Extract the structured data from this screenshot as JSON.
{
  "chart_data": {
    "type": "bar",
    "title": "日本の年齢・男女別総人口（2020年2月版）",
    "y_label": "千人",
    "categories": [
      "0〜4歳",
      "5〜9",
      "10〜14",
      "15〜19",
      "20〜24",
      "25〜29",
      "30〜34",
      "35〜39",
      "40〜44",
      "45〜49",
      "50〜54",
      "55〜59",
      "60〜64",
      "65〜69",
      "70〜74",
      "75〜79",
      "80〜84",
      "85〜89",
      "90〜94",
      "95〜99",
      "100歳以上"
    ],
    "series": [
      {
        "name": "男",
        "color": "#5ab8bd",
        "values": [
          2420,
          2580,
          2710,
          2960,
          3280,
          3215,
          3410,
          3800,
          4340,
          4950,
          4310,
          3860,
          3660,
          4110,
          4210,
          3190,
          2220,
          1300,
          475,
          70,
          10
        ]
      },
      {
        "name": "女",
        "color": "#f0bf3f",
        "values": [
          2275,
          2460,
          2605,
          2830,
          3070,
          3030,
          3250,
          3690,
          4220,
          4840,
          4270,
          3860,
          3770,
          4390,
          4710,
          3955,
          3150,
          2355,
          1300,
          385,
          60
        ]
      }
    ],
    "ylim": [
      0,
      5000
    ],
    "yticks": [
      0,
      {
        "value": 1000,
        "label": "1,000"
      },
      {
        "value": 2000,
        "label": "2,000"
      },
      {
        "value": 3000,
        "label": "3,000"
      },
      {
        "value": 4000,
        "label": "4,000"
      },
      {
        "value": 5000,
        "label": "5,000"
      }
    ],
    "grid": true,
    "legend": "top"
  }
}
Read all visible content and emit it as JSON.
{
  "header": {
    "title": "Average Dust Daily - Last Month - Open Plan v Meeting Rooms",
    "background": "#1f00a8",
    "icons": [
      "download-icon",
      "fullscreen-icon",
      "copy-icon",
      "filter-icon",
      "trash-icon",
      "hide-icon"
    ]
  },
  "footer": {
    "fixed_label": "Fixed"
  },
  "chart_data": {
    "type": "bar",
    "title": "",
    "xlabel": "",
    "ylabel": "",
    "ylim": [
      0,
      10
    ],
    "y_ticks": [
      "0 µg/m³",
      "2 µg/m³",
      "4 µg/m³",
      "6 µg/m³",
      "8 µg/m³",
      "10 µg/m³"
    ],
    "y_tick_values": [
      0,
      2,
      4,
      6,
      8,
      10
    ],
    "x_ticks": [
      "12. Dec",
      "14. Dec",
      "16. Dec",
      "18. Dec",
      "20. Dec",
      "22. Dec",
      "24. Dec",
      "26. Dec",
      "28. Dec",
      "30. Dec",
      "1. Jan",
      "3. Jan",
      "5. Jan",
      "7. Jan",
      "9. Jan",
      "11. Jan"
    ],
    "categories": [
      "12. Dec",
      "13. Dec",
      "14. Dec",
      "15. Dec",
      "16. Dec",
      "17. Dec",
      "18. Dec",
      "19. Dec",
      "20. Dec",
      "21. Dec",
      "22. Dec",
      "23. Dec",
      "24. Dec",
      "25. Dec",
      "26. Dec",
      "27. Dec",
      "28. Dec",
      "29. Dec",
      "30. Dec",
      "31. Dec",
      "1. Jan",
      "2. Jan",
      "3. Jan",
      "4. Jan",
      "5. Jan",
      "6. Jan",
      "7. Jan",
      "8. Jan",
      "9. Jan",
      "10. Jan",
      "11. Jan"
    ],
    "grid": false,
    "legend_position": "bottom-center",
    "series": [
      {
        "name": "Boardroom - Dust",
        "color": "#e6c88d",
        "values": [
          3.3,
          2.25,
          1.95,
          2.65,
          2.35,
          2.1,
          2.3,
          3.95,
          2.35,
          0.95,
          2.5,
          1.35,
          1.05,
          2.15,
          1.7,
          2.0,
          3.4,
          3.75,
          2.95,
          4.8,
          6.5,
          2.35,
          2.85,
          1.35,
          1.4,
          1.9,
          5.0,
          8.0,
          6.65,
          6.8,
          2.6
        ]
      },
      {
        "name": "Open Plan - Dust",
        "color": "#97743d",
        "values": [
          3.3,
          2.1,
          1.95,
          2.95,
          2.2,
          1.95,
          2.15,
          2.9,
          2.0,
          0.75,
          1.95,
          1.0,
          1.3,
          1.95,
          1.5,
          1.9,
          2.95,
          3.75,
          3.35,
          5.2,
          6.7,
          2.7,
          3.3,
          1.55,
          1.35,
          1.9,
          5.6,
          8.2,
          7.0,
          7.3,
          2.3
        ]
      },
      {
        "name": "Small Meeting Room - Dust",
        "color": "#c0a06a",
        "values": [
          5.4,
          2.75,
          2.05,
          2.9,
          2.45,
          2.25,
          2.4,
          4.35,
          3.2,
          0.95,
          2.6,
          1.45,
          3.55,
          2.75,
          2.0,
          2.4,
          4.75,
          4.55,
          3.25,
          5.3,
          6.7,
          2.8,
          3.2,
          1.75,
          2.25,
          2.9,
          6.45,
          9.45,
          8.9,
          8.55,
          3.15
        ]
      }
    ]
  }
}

◇ ◇ ◇ ◇ ◇

REQUEST: All of the records must be repeated exactly.

EXERCISE RESULT:
Extract the structured data from this screenshot as JSON.
{
  "chart_data": {
    "type": "bar",
    "title": "日本の年齢・男女別総人口（2020年2月版）",
    "y_label": "千人",
    "categories": [
      "0〜4歳",
      "5〜9",
      "10〜14",
      "15〜19",
      "20〜24",
      "25〜29",
      "30〜34",
      "35〜39",
      "40〜44",
      "45〜49",
      "50〜54",
      "55〜59",
      "60〜64",
      "65〜69",
      "70〜74",
      "75〜79",
      "80〜84",
      "85〜89",
      "90〜94",
      "95〜99",
      "100歳以上"
    ],
    "series": [
      {
        "name": "男",
        "color": "#5ab8bd",
        "values": [
          2420,
          2580,
          2710,
          2960,
          3280,
          3215,
          3410,
          3800,
          4340,
          4950,
          4310,
          3860,
          3660,
          4110,
          4210,
          3190,
          2220,
          1300,
          475,
          70,
          10
        ]
      },
      {
        "name": "女",
        "color": "#f0bf3f",
        "values": [
          2275,
          2460,
          2605,
          2830,
          3070,
          3030,
          3250,
          3690,
          4220,
          4840,
          4270,
          3860,
          3770,
          4390,
          4710,
          3955,
          3150,
          2355,
          1300,
          385,
          60
        ]
      }
    ],
    "ylim": [
      0,
      5000
    ],
    "yticks": [
      0,
      {
        "value": 1000,
        "label": "1,000"
      },
      {
        "value": 2000,
        "label": "2,000"
      },
      {
        "value": 3000,
        "label": "3,000"
      },
      {
        "value": 4000,
        "label": "4,000"
      },
      {
        "value": 5000,
        "label": "5,000"
      }
    ],
    "grid": true,
    "legend": "top"
  }
}
Read all visible content and emit it as JSON.
{
  "header": {
    "title": "Average Dust Daily - Last Month - Open Plan v Meeting Rooms",
    "background": "#1f00a8",
    "icons": [
      "download-icon",
      "fullscreen-icon",
      "copy-icon",
      "filter-icon",
      "trash-icon",
      "hide-icon"
    ]
  },
  "footer": {
    "fixed_label": "Fixed"
  },
  "chart_data": {
    "type": "bar",
    "title": "",
    "xlabel": "",
    "ylabel": "",
    "ylim": [
      0,
      10
    ],
    "y_ticks": [
      "0 µg/m³",
      "2 µg/m³",
      "4 µg/m³",
      "6 µg/m³",
      "8 µg/m³",
      "10 µg/m³"
    ],
    "y_tick_values": [
      0,
      2,
      4,
      6,
      8,
      10
    ],
    "x_ticks": [
      "12. Dec",
      "14. Dec",
      "16. Dec",
      "18. Dec",
      "20. Dec",
      "22. Dec",
      "24. Dec",
      "26. Dec",
      "28. Dec",
      "30. Dec",
      "1. Jan",
      "3. Jan",
      "5. Jan",
      "7. Jan",
      "9. Jan",
      "11. Jan"
    ],
    "categories": [
      "12. Dec",
      "13. Dec",
      "14. Dec",
      "15. Dec",
      "16. Dec",
      "17. Dec",
      "18. Dec",
      "19. Dec",
      "20. Dec",
      "21. Dec",
      "22. Dec",
      "23. Dec",
      "24. Dec",
      "25. Dec",
      "26. Dec",
      "27. Dec",
      "28. Dec",
      "29. Dec",
      "30. Dec",
      "31. Dec",
      "1. Jan",
      "2. Jan",
      "3. Jan",
      "4. Jan",
      "5. Jan",
      "6. Jan",
      "7. Jan",
      "8. Jan",
      "9. Jan",
      "10. Jan",
      "11. Jan"
    ],
    "grid": false,
    "legend_position": "bottom-center",
    "series": [
      {
        "name": "Boardroom - Dust",
        "color": "#e6c88d",
        "values": [
          3.3,
          2.25,
          1.95,
          2.65,
          2.35,
          2.1,
          2.3,
          3.95,
          2.35,
          0.95,
          2.5,
          1.35,
          1.05,
          2.15,
          1.7,
          2.0,
          3.4,
          3.75,
          2.95,
          4.8,
          6.5,
          2.35,
          2.85,
          1.35,
          1.4,
          1.9,
          5.0,
          8.0,
          6.65,
          6.8,
          2.6
        ]
      },
      {
        "name": "Open Plan - Dust",
        "color": "#97743d",
        "values": [
          3.3,
          2.1,
          1.95,
          2.95,
          2.2,
          1.95,
          2.15,
          2.9,
          2.0,
          0.75,
          1.95,
          1.0,
          1.3,
          1.95,
          1.5,
          1.9,
          2.95,
          3.75,
          3.35,
          5.2,
          6.7,
          2.7,
          3.3,
          1.55,
          1.35,
          1.9,
          5.6,
          8.2,
          7.0,
          7.3,
          2.3
        ]
      },
      {
        "name": "Small Meeting Room - Dust",
        "color": "#c0a06a",
        "values": [
          5.4,
          2.75,
          2.05,
          2.9,
          2.45,
          2.25,
          2.4,
          4.35,
          3.2,
          0.95,
          2.6,
          1.45,
          3.55,
          2.75,
          2.0,
          2.4,
          4.75,
          4.55,
          3.25,
          5.3,
          6.7,
          2.8,
          3.2,
          1.75,
          2.25,
          2.9,
          6.45,
          9.45,
          8.9,
          8.55,
          3.15
        ]
      }
    ]
  }
}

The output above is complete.